[DIRECTIONS]
Print the records below exactly as they appear.

[STORED DATA]

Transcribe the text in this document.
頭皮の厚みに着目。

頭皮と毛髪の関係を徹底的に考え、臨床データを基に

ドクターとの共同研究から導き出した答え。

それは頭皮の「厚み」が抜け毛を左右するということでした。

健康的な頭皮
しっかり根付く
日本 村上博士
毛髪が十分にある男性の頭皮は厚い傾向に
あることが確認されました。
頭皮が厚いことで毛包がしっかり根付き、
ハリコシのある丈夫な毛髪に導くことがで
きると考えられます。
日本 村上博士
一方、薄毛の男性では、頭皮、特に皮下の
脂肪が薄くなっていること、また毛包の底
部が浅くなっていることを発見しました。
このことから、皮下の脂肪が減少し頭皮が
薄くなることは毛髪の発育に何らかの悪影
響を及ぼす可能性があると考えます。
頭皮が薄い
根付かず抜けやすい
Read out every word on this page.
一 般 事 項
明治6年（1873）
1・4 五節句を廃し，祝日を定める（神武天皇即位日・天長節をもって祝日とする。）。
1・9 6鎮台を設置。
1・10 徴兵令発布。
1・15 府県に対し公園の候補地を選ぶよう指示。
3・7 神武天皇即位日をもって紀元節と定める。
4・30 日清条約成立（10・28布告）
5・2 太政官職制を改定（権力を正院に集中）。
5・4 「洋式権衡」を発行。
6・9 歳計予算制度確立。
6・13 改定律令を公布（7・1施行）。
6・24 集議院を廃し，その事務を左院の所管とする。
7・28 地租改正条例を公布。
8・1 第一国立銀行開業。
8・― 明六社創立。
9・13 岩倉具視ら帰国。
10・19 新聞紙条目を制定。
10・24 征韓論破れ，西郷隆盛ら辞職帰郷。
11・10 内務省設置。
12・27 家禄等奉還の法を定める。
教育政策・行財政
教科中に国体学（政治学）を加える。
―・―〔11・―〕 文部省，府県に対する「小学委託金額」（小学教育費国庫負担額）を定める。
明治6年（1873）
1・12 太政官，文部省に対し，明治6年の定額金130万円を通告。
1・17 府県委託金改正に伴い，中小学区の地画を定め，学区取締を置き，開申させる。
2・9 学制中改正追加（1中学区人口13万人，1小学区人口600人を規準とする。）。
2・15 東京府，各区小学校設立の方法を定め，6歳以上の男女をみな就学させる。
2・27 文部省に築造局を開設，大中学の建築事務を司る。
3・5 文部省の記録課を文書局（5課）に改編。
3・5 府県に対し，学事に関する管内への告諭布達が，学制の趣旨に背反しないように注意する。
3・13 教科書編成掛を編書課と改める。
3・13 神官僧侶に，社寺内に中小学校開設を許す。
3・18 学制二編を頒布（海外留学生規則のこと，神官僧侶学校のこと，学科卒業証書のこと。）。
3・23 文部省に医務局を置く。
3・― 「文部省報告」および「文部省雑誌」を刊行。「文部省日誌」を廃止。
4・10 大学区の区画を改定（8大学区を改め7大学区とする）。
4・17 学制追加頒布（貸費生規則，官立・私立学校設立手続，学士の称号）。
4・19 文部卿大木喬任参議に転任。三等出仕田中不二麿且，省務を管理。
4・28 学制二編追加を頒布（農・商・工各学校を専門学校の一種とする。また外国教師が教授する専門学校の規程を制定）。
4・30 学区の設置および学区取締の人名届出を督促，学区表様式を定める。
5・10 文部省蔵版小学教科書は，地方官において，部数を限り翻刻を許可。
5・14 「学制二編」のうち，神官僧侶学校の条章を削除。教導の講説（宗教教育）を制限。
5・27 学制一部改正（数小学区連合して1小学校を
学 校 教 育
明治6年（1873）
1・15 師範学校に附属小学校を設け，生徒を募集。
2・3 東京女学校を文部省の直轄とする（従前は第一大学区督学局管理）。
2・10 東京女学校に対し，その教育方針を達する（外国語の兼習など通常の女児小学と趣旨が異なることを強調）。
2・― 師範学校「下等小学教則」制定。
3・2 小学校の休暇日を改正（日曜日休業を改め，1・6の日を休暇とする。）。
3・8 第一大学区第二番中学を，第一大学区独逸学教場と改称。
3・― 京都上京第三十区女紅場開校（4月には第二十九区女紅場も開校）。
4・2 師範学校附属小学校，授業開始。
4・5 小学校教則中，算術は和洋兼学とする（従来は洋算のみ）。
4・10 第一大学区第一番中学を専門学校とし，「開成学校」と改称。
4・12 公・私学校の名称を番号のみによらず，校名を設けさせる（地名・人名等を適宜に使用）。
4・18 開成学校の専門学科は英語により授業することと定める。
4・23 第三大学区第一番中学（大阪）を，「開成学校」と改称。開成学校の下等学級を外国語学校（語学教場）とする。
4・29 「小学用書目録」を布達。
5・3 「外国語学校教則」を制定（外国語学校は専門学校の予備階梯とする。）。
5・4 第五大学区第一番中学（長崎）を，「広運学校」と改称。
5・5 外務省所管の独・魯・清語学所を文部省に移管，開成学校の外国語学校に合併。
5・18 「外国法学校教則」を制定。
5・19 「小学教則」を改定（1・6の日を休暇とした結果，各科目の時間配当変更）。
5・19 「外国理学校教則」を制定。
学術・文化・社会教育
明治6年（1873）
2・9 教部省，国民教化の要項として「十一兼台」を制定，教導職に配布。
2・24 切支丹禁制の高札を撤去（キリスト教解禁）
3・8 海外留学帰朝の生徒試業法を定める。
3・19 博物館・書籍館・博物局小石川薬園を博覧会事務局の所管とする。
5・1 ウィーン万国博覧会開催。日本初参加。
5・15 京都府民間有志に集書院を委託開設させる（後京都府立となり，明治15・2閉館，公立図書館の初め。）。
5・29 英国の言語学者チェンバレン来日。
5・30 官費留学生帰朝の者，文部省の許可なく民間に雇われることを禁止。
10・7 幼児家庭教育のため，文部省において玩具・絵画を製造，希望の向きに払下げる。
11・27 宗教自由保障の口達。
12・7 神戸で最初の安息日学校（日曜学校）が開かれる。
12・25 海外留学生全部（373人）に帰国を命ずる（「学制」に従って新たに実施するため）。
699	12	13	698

[RESULT OF THE EXERCISE]
Transcribe the text in this document.
頭皮の厚みに着目。

頭皮と毛髪の関係を徹底的に考え、臨床データを基に

ドクターとの共同研究から導き出した答え。

それは頭皮の「厚み」が抜け毛を左右するということでした。

健康的な頭皮
しっかり根付く
日本 村上博士
毛髪が十分にある男性の頭皮は厚い傾向に
あることが確認されました。
頭皮が厚いことで毛包がしっかり根付き、
ハリコシのある丈夫な毛髪に導くことがで
きると考えられます。
日本 村上博士
一方、薄毛の男性では、頭皮、特に皮下の
脂肪が薄くなっていること、また毛包の底
部が浅くなっていることを発見しました。
このことから、皮下の脂肪が減少し頭皮が
薄くなることは毛髪の発育に何らかの悪影
響を及ぼす可能性があると考えます。
頭皮が薄い
根付かず抜けやすい
Read out every word on this page.
一 般 事 項
明治6年（1873）
1・4 五節句を廃し，祝日を定める（神武天皇即位日・天長節をもって祝日とする。）。
1・9 6鎮台を設置。
1・10 徴兵令発布。
1・15 府県に対し公園の候補地を選ぶよう指示。
3・7 神武天皇即位日をもって紀元節と定める。
4・30 日清条約成立（10・28布告）
5・2 太政官職制を改定（権力を正院に集中）。
5・4 「洋式権衡」を発行。
6・9 歳計予算制度確立。
6・13 改定律令を公布（7・1施行）。
6・24 集議院を廃し，その事務を左院の所管とする。
7・28 地租改正条例を公布。
8・1 第一国立銀行開業。
8・― 明六社創立。
9・13 岩倉具視ら帰国。
10・19 新聞紙条目を制定。
10・24 征韓論破れ，西郷隆盛ら辞職帰郷。
11・10 内務省設置。
12・27 家禄等奉還の法を定める。
教育政策・行財政
教科中に国体学（政治学）を加える。
―・―〔11・―〕 文部省，府県に対する「小学委託金額」（小学教育費国庫負担額）を定める。
明治6年（1873）
1・12 太政官，文部省に対し，明治6年の定額金130万円を通告。
1・17 府県委託金改正に伴い，中小学区の地画を定め，学区取締を置き，開申させる。
2・9 学制中改正追加（1中学区人口13万人，1小学区人口600人を規準とする。）。
2・15 東京府，各区小学校設立の方法を定め，6歳以上の男女をみな就学させる。
2・27 文部省に築造局を開設，大中学の建築事務を司る。
3・5 文部省の記録課を文書局（5課）に改編。
3・5 府県に対し，学事に関する管内への告諭布達が，学制の趣旨に背反しないように注意する。
3・13 教科書編成掛を編書課と改める。
3・13 神官僧侶に，社寺内に中小学校開設を許す。
3・18 学制二編を頒布（海外留学生規則のこと，神官僧侶学校のこと，学科卒業証書のこと。）。
3・23 文部省に医務局を置く。
3・― 「文部省報告」および「文部省雑誌」を刊行。「文部省日誌」を廃止。
4・10 大学区の区画を改定（8大学区を改め7大学区とする）。
4・17 学制追加頒布（貸費生規則，官立・私立学校設立手続，学士の称号）。
4・19 文部卿大木喬任参議に転任。三等出仕田中不二麿且，省務を管理。
4・28 学制二編追加を頒布（農・商・工各学校を専門学校の一種とする。また外国教師が教授する専門学校の規程を制定）。
4・30 学区の設置および学区取締の人名届出を督促，学区表様式を定める。
5・10 文部省蔵版小学教科書は，地方官において，部数を限り翻刻を許可。
5・14 「学制二編」のうち，神官僧侶学校の条章を削除。教導の講説（宗教教育）を制限。
5・27 学制一部改正（数小学区連合して1小学校を
学 校 教 育
明治6年（1873）
1・15 師範学校に附属小学校を設け，生徒を募集。
2・3 東京女学校を文部省の直轄とする（従前は第一大学区督学局管理）。
2・10 東京女学校に対し，その教育方針を達する（外国語の兼習など通常の女児小学と趣旨が異なることを強調）。
2・― 師範学校「下等小学教則」制定。
3・2 小学校の休暇日を改正（日曜日休業を改め，1・6の日を休暇とする。）。
3・8 第一大学区第二番中学を，第一大学区独逸学教場と改称。
3・― 京都上京第三十区女紅場開校（4月には第二十九区女紅場も開校）。
4・2 師範学校附属小学校，授業開始。
4・5 小学校教則中，算術は和洋兼学とする（従来は洋算のみ）。
4・10 第一大学区第一番中学を専門学校とし，「開成学校」と改称。
4・12 公・私学校の名称を番号のみによらず，校名を設けさせる（地名・人名等を適宜に使用）。
4・18 開成学校の専門学科は英語により授業することと定める。
4・23 第三大学区第一番中学（大阪）を，「開成学校」と改称。開成学校の下等学級を外国語学校（語学教場）とする。
4・29 「小学用書目録」を布達。
5・3 「外国語学校教則」を制定（外国語学校は専門学校の予備階梯とする。）。
5・4 第五大学区第一番中学（長崎）を，「広運学校」と改称。
5・5 外務省所管の独・魯・清語学所を文部省に移管，開成学校の外国語学校に合併。
5・18 「外国法学校教則」を制定。
5・19 「小学教則」を改定（1・6の日を休暇とした結果，各科目の時間配当変更）。
5・19 「外国理学校教則」を制定。
学術・文化・社会教育
明治6年（1873）
2・9 教部省，国民教化の要項として「十一兼台」を制定，教導職に配布。
2・24 切支丹禁制の高札を撤去（キリスト教解禁）
3・8 海外留学帰朝の生徒試業法を定める。
3・19 博物館・書籍館・博物局小石川薬園を博覧会事務局の所管とする。
5・1 ウィーン万国博覧会開催。日本初参加。
5・15 京都府民間有志に集書院を委託開設させる（後京都府立となり，明治15・2閉館，公立図書館の初め。）。
5・29 英国の言語学者チェンバレン来日。
5・30 官費留学生帰朝の者，文部省の許可なく民間に雇われることを禁止。
10・7 幼児家庭教育のため，文部省において玩具・絵画を製造，希望の向きに払下げる。
11・27 宗教自由保障の口達。
12・7 神戸で最初の安息日学校（日曜学校）が開かれる。
12・25 海外留学生全部（373人）に帰国を命ずる（「学制」に従って新たに実施するため）。
699	12	13	698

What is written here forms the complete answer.